EXERCISE TASK
Only the lines from the one containing "Serialize everything readable" through the final line of the material below should be output, exactly as they stand.
━━ ENTRIES PROVIDED
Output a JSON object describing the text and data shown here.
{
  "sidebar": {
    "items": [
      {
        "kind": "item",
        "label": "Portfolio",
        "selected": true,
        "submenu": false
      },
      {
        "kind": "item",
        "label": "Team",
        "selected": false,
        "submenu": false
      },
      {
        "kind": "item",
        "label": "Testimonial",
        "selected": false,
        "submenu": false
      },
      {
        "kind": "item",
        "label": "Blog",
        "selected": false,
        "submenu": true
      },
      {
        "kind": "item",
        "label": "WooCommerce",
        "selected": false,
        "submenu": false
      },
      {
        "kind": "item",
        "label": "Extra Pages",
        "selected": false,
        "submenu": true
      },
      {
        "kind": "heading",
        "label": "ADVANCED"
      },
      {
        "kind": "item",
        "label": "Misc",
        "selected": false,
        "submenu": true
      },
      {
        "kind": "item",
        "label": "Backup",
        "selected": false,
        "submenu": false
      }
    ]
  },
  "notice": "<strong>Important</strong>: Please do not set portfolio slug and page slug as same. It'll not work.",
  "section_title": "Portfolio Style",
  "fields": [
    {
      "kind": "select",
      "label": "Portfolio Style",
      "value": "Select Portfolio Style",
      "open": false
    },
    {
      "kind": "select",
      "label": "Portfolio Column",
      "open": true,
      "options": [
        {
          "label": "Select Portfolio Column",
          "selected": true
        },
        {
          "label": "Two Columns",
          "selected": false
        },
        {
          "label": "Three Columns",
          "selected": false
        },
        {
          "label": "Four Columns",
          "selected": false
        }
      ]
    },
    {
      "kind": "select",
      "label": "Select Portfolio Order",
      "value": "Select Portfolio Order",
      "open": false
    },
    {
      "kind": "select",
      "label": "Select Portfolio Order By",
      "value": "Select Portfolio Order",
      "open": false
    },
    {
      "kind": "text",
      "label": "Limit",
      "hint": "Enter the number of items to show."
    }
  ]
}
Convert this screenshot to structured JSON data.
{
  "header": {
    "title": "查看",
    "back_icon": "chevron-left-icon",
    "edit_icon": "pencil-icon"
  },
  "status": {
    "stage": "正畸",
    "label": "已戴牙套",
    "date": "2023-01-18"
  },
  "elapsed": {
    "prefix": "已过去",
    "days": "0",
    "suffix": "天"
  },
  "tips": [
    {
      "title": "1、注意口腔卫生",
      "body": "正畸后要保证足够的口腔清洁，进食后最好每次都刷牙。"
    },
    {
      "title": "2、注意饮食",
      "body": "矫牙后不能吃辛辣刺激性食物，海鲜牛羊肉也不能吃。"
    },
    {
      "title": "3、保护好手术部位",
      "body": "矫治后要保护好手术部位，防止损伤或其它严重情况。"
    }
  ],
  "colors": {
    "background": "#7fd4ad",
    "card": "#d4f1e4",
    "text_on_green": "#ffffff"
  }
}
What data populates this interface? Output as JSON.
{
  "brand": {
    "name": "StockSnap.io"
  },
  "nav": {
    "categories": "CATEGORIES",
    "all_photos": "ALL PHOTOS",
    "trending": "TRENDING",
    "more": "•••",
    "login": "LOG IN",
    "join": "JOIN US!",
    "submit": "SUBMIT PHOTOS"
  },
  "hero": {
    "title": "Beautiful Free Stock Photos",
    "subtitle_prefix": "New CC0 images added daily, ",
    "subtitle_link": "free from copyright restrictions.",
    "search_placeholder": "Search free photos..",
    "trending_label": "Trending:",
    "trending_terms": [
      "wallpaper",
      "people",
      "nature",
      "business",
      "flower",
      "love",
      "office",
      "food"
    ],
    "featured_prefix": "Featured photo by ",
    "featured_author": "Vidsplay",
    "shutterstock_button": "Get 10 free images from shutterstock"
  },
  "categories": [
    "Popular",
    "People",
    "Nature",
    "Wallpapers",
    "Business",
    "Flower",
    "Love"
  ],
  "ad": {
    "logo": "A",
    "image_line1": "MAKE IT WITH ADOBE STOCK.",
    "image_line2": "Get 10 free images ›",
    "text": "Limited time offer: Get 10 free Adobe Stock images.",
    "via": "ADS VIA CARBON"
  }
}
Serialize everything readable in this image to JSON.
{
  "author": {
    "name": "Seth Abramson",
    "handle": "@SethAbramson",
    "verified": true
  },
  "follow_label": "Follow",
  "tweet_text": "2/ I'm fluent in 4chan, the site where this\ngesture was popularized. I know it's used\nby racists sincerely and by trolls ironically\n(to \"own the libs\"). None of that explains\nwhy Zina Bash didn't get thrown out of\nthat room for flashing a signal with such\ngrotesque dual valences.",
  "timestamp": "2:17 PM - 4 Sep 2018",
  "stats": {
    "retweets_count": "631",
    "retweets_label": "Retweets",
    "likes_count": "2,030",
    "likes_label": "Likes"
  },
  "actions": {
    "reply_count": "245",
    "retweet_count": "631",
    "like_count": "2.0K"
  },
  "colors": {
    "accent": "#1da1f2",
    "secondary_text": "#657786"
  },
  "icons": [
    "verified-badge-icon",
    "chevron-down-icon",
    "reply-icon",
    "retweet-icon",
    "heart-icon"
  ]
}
━━━━
SOLUTION TO THE PROBLEM
Serialize everything readable in this image to JSON.
{
  "author": {
    "name": "Seth Abramson",
    "handle": "@SethAbramson",
    "verified": true
  },
  "follow_label": "Follow",
  "tweet_text": "2/ I'm fluent in 4chan, the site where this\ngesture was popularized. I know it's used\nby racists sincerely and by trolls ironically\n(to \"own the libs\"). None of that explains\nwhy Zina Bash didn't get thrown out of\nthat room for flashing a signal with such\ngrotesque dual valences.",
  "timestamp": "2:17 PM - 4 Sep 2018",
  "stats": {
    "retweets_count": "631",
    "retweets_label": "Retweets",
    "likes_count": "2,030",
    "likes_label": "Likes"
  },
  "actions": {
    "reply_count": "245",
    "retweet_count": "631",
    "like_count": "2.0K"
  },
  "colors": {
    "accent": "#1da1f2",
    "secondary_text": "#657786"
  },
  "icons": [
    "verified-badge-icon",
    "chevron-down-icon",
    "reply-icon",
    "retweet-icon",
    "heart-icon"
  ]
}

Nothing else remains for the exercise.